## What is required
Copy each entry as it stands, leaving nothing out.

[Collected data entries]
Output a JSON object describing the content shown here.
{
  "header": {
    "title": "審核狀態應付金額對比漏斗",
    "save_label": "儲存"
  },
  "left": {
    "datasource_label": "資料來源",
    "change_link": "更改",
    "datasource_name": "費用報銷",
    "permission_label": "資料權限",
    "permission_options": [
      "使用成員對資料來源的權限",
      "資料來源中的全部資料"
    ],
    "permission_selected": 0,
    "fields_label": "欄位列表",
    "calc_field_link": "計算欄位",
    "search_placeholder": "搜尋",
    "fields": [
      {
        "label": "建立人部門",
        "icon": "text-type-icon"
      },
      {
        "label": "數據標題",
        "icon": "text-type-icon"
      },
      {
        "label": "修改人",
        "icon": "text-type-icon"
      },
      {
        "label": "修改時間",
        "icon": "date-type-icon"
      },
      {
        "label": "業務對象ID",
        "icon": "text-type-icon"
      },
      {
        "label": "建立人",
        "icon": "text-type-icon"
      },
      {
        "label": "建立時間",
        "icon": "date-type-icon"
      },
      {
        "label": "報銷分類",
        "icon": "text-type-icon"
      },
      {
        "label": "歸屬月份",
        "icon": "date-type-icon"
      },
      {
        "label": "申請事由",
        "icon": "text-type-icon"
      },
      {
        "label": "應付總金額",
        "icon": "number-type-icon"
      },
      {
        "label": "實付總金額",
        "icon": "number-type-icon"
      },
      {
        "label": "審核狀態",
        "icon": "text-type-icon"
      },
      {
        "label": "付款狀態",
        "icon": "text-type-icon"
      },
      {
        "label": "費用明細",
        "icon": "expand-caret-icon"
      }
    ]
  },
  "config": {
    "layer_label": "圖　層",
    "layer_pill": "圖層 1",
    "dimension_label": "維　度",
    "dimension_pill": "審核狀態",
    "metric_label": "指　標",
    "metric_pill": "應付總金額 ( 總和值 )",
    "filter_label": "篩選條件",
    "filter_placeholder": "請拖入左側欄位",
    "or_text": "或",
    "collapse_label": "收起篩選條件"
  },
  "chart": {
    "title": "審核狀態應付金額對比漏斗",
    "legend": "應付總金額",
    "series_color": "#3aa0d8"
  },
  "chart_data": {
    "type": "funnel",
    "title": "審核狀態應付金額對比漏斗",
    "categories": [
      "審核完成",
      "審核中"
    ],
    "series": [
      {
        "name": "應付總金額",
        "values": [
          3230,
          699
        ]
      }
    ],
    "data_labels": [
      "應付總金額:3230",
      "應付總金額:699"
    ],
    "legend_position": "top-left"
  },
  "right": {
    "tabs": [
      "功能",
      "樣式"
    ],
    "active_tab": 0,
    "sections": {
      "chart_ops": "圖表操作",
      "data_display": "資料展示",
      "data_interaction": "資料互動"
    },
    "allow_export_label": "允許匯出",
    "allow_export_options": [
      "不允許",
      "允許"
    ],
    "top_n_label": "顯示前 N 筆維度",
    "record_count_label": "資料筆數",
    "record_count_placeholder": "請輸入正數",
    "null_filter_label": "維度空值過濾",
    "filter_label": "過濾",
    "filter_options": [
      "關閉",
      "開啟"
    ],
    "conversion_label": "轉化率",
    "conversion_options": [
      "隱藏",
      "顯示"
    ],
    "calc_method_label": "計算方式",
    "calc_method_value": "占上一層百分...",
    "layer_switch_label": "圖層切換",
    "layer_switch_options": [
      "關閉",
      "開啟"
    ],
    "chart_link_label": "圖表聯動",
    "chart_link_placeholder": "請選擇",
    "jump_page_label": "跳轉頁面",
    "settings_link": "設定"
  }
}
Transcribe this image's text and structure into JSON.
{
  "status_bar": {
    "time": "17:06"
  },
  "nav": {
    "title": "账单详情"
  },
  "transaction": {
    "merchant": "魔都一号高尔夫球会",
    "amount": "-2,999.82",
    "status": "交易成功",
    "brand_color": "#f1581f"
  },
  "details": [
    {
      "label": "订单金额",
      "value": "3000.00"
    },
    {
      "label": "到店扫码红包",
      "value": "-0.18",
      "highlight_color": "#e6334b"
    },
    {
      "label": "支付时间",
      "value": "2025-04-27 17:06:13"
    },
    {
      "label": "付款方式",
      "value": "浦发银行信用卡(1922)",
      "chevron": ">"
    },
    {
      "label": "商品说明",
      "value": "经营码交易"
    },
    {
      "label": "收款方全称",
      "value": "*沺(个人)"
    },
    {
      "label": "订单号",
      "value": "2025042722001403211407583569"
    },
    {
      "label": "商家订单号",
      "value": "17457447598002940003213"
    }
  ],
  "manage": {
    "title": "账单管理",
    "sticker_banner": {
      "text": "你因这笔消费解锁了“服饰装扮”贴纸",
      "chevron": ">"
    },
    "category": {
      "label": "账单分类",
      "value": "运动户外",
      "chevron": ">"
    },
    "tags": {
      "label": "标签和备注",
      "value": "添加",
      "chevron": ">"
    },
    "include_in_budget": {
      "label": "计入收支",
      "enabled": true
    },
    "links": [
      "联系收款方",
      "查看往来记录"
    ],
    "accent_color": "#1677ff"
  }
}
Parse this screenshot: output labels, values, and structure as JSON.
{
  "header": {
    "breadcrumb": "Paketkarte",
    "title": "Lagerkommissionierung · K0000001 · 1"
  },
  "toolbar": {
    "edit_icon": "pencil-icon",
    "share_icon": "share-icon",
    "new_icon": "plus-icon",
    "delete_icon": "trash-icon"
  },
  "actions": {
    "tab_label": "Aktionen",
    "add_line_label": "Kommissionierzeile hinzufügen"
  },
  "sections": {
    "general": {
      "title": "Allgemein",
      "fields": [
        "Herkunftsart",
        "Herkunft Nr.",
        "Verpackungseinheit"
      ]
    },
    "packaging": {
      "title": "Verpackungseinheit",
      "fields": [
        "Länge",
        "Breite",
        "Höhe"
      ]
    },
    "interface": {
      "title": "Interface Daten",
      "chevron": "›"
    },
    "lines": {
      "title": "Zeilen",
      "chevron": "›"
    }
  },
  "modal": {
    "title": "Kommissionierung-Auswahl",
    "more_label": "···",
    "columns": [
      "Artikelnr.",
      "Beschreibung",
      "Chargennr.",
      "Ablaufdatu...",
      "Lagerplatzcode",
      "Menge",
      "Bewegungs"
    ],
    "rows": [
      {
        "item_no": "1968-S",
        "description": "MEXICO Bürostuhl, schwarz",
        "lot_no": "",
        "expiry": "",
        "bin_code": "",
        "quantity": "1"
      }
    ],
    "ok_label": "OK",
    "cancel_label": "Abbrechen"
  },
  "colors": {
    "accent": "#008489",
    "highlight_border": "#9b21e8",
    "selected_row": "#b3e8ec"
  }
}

## Exercise response
Output a JSON object describing the content shown here.
{
  "header": {
    "title": "審核狀態應付金額對比漏斗",
    "save_label": "儲存"
  },
  "left": {
    "datasource_label": "資料來源",
    "change_link": "更改",
    "datasource_name": "費用報銷",
    "permission_label": "資料權限",
    "permission_options": [
      "使用成員對資料來源的權限",
      "資料來源中的全部資料"
    ],
    "permission_selected": 0,
    "fields_label": "欄位列表",
    "calc_field_link": "計算欄位",
    "search_placeholder": "搜尋",
    "fields": [
      {
        "label": "建立人部門",
        "icon": "text-type-icon"
      },
      {
        "label": "數據標題",
        "icon": "text-type-icon"
      },
      {
        "label": "修改人",
        "icon": "text-type-icon"
      },
      {
        "label": "修改時間",
        "icon": "date-type-icon"
      },
      {
        "label": "業務對象ID",
        "icon": "text-type-icon"
      },
      {
        "label": "建立人",
        "icon": "text-type-icon"
      },
      {
        "label": "建立時間",
        "icon": "date-type-icon"
      },
      {
        "label": "報銷分類",
        "icon": "text-type-icon"
      },
      {
        "label": "歸屬月份",
        "icon": "date-type-icon"
      },
      {
        "label": "申請事由",
        "icon": "text-type-icon"
      },
      {
        "label": "應付總金額",
        "icon": "number-type-icon"
      },
      {
        "label": "實付總金額",
        "icon": "number-type-icon"
      },
      {
        "label": "審核狀態",
        "icon": "text-type-icon"
      },
      {
        "label": "付款狀態",
        "icon": "text-type-icon"
      },
      {
        "label": "費用明細",
        "icon": "expand-caret-icon"
      }
    ]
  },
  "config": {
    "layer_label": "圖　層",
    "layer_pill": "圖層 1",
    "dimension_label": "維　度",
    "dimension_pill": "審核狀態",
    "metric_label": "指　標",
    "metric_pill": "應付總金額 ( 總和值 )",
    "filter_label": "篩選條件",
    "filter_placeholder": "請拖入左側欄位",
    "or_text": "或",
    "collapse_label": "收起篩選條件"
  },
  "chart": {
    "title": "審核狀態應付金額對比漏斗",
    "legend": "應付總金額",
    "series_color": "#3aa0d8"
  },
  "chart_data": {
    "type": "funnel",
    "title": "審核狀態應付金額對比漏斗",
    "categories": [
      "審核完成",
      "審核中"
    ],
    "series": [
      {
        "name": "應付總金額",
        "values": [
          3230,
          699
        ]
      }
    ],
    "data_labels": [
      "應付總金額:3230",
      "應付總金額:699"
    ],
    "legend_position": "top-left"
  },
  "right": {
    "tabs": [
      "功能",
      "樣式"
    ],
    "active_tab": 0,
    "sections": {
      "chart_ops": "圖表操作",
      "data_display": "資料展示",
      "data_interaction": "資料互動"
    },
    "allow_export_label": "允許匯出",
    "allow_export_options": [
      "不允許",
      "允許"
    ],
    "top_n_label": "顯示前 N 筆維度",
    "record_count_label": "資料筆數",
    "record_count_placeholder": "請輸入正數",
    "null_filter_label": "維度空值過濾",
    "filter_label": "過濾",
    "filter_options": [
      "關閉",
      "開啟"
    ],
    "conversion_label": "轉化率",
    "conversion_options": [
      "隱藏",
      "顯示"
    ],
    "calc_method_label": "計算方式",
    "calc_method_value": "占上一層百分...",
    "layer_switch_label": "圖層切換",
    "layer_switch_options": [
      "關閉",
      "開啟"
    ],
    "chart_link_label": "圖表聯動",
    "chart_link_placeholder": "請選擇",
    "jump_page_label": "跳轉頁面",
    "settings_link": "設定"
  }
}
Transcribe this image's text and structure into JSON.
{
  "status_bar": {
    "time": "17:06"
  },
  "nav": {
    "title": "账单详情"
  },
  "transaction": {
    "merchant": "魔都一号高尔夫球会",
    "amount": "-2,999.82",
    "status": "交易成功",
    "brand_color": "#f1581f"
  },
  "details": [
    {
      "label": "订单金额",
      "value": "3000.00"
    },
    {
      "label": "到店扫码红包",
      "value": "-0.18",
      "highlight_color": "#e6334b"
    },
    {
      "label": "支付时间",
      "value": "2025-04-27 17:06:13"
    },
    {
      "label": "付款方式",
      "value": "浦发银行信用卡(1922)",
      "chevron": ">"
    },
    {
      "label": "商品说明",
      "value": "经营码交易"
    },
    {
      "label": "收款方全称",
      "value": "*沺(个人)"
    },
    {
      "label": "订单号",
      "value": "2025042722001403211407583569"
    },
    {
      "label": "商家订单号",
      "value": "17457447598002940003213"
    }
  ],
  "manage": {
    "title": "账单管理",
    "sticker_banner": {
      "text": "你因这笔消费解锁了“服饰装扮”贴纸",
      "chevron": ">"
    },
    "category": {
      "label": "账单分类",
      "value": "运动户外",
      "chevron": ">"
    },
    "tags": {
      "label": "标签和备注",
      "value": "添加",
      "chevron": ">"
    },
    "include_in_budget": {
      "label": "计入收支",
      "enabled": true
    },
    "links": [
      "联系收款方",
      "查看往来记录"
    ],
    "accent_color": "#1677ff"
  }
}
Parse this screenshot: output labels, values, and structure as JSON.
{
  "header": {
    "breadcrumb": "Paketkarte",
    "title": "Lagerkommissionierung · K0000001 · 1"
  },
  "toolbar": {
    "edit_icon": "pencil-icon",
    "share_icon": "share-icon",
    "new_icon": "plus-icon",
    "delete_icon": "trash-icon"
  },
  "actions": {
    "tab_label": "Aktionen",
    "add_line_label": "Kommissionierzeile hinzufügen"
  },
  "sections": {
    "general": {
      "title": "Allgemein",
      "fields": [
        "Herkunftsart",
        "Herkunft Nr.",
        "Verpackungseinheit"
      ]
    },
    "packaging": {
      "title": "Verpackungseinheit",
      "fields": [
        "Länge",
        "Breite",
        "Höhe"
      ]
    },
    "interface": {
      "title": "Interface Daten",
      "chevron": "›"
    },
    "lines": {
      "title": "Zeilen",
      "chevron": "›"
    }
  },
  "modal": {
    "title": "Kommissionierung-Auswahl",
    "more_label": "···",
    "columns": [
      "Artikelnr.",
      "Beschreibung",
      "Chargennr.",
      "Ablaufdatu...",
      "Lagerplatzcode",
      "Menge",
      "Bewegungs"
    ],
    "rows": [
      {
        "item_no": "1968-S",
        "description": "MEXICO Bürostuhl, schwarz",
        "lot_no": "",
        "expiry": "",
        "bin_code": "",
        "quantity": "1"
      }
    ],
    "ok_label": "OK",
    "cancel_label": "Abbrechen"
  },
  "colors": {
    "accent": "#008489",
    "highlight_border": "#9b21e8",
    "selected_row": "#b3e8ec"
  }
}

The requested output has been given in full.